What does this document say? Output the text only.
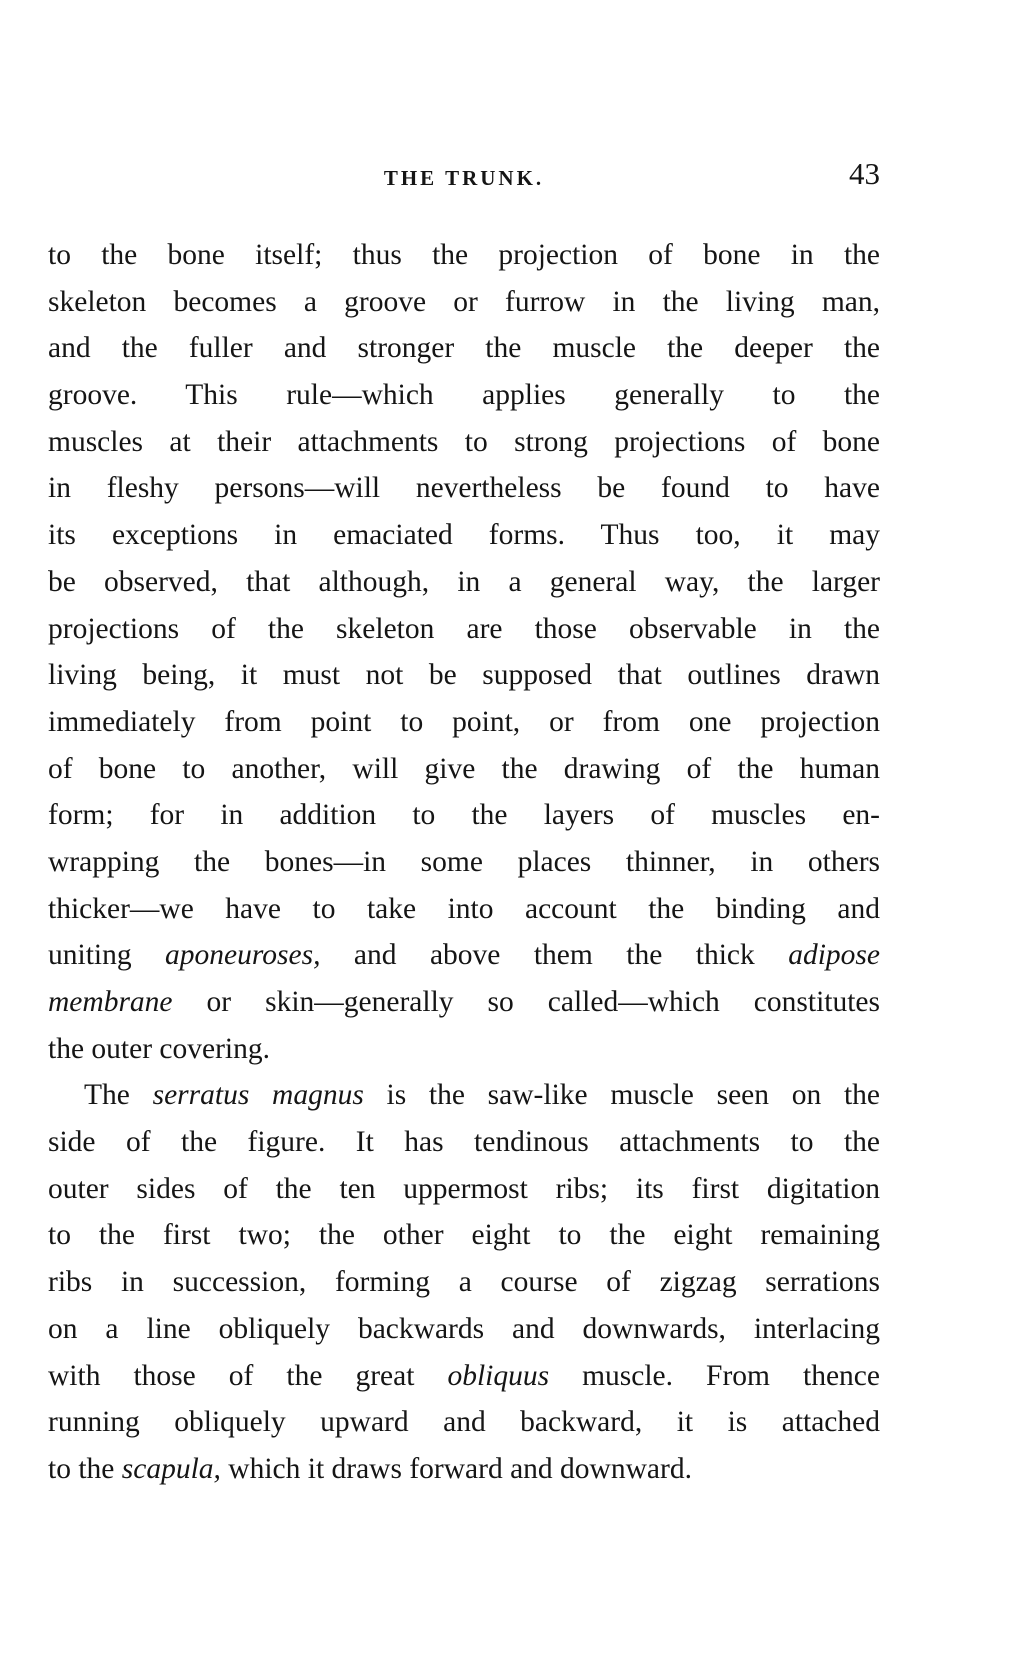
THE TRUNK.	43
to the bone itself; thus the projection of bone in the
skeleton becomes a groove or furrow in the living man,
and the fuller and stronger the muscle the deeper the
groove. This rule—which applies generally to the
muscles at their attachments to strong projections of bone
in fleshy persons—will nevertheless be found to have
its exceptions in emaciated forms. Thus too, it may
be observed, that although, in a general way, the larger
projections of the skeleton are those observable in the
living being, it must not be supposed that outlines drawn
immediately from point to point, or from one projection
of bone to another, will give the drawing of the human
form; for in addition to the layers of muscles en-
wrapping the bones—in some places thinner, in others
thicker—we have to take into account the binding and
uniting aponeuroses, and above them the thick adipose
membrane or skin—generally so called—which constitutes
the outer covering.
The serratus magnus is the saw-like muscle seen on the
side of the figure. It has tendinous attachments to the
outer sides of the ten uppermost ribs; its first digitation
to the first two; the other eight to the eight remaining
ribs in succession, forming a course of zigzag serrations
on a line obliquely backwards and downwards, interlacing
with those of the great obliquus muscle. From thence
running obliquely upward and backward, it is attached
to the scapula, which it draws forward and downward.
☆ ☆ ☆
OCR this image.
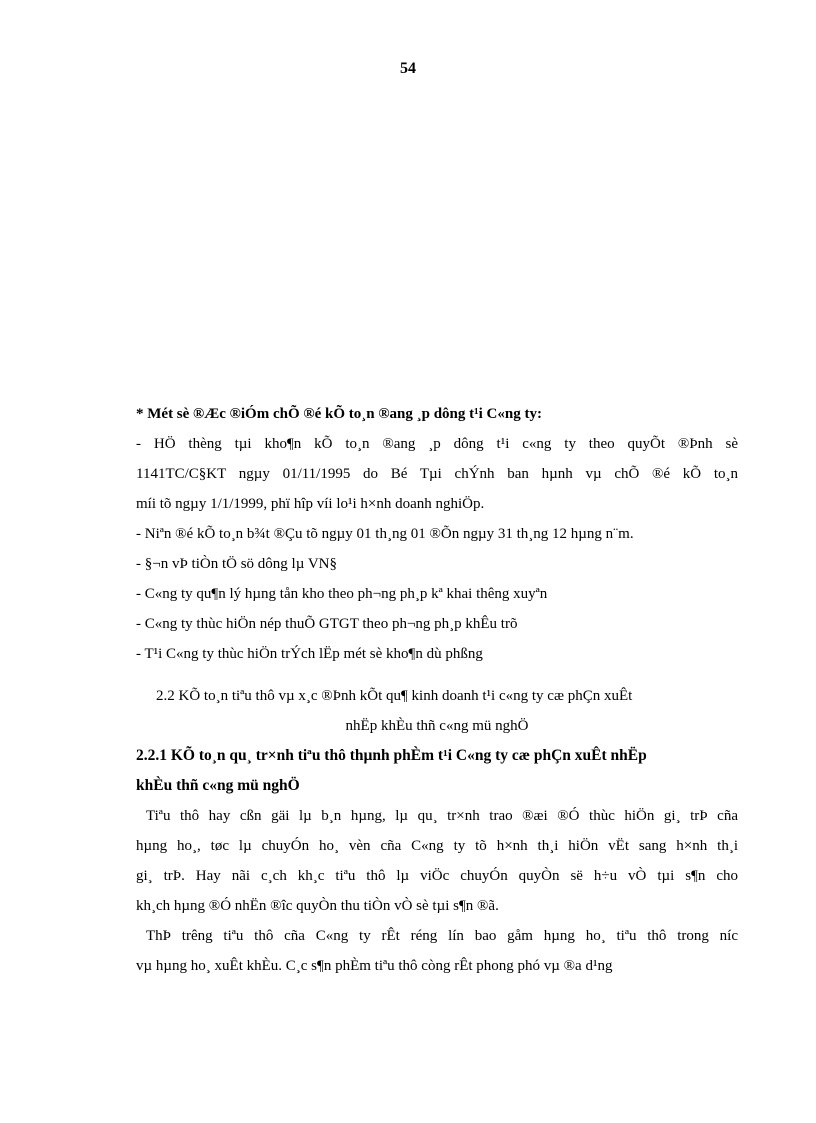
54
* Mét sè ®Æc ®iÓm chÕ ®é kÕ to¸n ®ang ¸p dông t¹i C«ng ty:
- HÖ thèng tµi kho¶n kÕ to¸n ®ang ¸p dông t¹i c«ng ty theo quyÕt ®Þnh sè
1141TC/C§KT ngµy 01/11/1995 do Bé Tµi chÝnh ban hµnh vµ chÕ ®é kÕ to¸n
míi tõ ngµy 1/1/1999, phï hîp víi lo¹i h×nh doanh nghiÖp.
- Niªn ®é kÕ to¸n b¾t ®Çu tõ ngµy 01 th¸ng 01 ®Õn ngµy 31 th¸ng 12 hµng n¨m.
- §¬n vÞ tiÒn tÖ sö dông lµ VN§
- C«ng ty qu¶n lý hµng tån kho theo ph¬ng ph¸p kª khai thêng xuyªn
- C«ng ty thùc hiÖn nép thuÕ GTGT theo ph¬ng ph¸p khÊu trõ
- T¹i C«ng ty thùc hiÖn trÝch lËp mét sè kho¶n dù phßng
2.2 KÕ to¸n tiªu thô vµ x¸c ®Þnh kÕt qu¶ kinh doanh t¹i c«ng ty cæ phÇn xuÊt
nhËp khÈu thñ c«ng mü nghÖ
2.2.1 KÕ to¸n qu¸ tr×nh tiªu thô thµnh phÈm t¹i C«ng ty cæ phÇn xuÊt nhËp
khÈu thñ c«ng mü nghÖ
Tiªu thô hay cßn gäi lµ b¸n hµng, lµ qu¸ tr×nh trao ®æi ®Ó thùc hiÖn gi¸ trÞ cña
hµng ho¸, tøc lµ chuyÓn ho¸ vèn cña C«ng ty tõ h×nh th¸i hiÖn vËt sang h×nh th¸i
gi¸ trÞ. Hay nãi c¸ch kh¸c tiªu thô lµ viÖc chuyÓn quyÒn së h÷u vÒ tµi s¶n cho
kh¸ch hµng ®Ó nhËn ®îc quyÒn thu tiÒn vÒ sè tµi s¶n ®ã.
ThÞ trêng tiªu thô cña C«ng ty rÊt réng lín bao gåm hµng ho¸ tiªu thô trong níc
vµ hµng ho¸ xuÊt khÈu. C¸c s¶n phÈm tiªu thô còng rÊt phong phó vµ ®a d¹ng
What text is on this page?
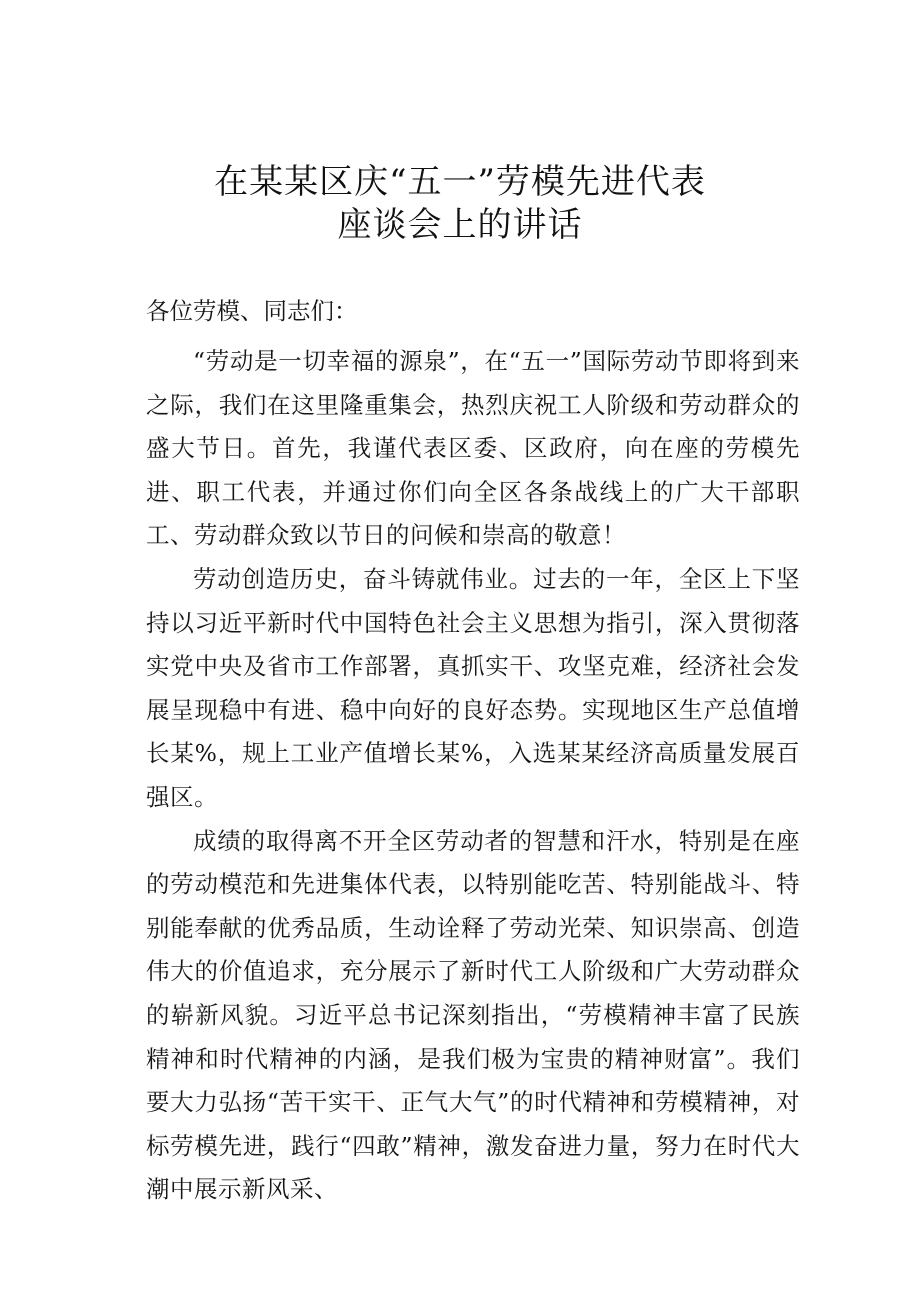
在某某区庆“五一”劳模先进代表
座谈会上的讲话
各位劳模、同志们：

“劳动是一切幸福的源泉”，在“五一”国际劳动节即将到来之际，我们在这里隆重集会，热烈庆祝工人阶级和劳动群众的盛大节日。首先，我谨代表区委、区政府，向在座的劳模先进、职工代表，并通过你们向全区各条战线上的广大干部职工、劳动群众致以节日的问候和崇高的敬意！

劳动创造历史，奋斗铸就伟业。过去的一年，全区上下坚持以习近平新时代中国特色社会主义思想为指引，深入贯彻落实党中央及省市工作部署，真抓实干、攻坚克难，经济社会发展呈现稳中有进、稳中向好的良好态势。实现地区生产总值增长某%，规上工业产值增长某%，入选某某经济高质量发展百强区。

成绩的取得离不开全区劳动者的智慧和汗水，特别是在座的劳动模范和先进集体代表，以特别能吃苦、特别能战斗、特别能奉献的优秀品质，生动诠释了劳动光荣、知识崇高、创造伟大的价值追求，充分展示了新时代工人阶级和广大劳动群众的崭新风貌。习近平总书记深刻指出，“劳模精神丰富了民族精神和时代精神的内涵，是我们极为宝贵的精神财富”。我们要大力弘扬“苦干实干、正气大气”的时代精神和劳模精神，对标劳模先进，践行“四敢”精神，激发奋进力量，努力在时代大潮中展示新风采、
☆ ☆ ☆
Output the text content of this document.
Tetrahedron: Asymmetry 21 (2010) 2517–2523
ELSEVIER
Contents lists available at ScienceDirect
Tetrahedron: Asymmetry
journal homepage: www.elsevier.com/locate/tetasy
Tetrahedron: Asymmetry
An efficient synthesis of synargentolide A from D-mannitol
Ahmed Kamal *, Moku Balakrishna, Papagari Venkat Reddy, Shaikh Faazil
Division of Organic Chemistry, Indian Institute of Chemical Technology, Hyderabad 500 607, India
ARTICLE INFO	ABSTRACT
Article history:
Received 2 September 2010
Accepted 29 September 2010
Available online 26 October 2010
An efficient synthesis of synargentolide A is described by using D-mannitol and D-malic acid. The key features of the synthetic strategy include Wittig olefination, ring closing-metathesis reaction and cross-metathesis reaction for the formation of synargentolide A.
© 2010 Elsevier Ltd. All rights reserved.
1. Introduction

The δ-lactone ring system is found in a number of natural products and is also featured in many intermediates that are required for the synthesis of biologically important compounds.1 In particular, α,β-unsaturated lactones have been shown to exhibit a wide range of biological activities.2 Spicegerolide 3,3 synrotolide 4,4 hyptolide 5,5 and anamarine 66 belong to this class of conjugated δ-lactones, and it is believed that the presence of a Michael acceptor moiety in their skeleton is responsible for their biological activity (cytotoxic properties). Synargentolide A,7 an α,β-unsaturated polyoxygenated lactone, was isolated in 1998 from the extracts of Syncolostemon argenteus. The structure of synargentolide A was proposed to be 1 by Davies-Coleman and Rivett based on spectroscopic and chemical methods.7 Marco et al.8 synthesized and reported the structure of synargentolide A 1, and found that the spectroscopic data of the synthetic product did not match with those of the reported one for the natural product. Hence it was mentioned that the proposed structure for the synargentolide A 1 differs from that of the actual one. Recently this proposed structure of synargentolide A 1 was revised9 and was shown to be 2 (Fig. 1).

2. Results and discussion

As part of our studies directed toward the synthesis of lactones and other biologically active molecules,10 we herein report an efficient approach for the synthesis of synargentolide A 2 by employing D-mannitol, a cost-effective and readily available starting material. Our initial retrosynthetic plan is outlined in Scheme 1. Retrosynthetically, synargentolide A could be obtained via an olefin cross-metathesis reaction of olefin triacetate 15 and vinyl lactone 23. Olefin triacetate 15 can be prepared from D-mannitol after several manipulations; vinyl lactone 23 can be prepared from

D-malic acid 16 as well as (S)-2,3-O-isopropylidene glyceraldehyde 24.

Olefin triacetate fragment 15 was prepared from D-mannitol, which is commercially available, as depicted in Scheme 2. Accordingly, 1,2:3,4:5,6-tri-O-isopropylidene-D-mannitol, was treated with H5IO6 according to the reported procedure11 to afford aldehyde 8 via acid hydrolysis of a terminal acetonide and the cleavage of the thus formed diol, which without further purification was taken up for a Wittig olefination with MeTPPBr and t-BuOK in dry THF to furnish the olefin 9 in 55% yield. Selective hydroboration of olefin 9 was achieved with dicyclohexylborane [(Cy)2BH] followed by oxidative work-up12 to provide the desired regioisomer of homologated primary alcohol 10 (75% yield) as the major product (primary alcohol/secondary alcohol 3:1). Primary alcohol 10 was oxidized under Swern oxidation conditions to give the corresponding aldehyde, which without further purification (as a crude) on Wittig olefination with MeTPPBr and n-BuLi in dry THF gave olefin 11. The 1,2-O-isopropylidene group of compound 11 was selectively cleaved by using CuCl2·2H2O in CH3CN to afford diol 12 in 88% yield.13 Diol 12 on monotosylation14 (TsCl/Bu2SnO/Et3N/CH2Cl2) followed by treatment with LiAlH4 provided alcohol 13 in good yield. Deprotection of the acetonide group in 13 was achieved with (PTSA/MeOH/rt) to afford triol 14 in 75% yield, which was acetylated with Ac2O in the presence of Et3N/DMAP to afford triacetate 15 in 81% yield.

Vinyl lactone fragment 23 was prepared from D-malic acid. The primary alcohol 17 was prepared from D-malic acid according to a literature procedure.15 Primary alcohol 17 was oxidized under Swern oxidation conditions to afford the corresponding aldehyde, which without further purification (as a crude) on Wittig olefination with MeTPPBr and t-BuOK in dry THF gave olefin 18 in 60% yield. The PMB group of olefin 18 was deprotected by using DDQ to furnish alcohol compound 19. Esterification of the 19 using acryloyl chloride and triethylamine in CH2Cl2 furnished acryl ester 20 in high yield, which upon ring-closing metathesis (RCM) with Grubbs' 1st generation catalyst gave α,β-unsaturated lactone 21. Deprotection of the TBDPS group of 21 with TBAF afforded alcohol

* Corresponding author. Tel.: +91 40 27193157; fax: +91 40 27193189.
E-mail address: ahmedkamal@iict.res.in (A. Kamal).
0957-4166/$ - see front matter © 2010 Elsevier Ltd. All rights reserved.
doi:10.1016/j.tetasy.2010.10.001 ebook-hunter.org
☆ ☆ ☆
[Given exercise]
Look through the entries above; copy each line where the string "outer" appears.

[Response below]
the outer covering.
outer sides of the ten uppermost ribs; its first digitation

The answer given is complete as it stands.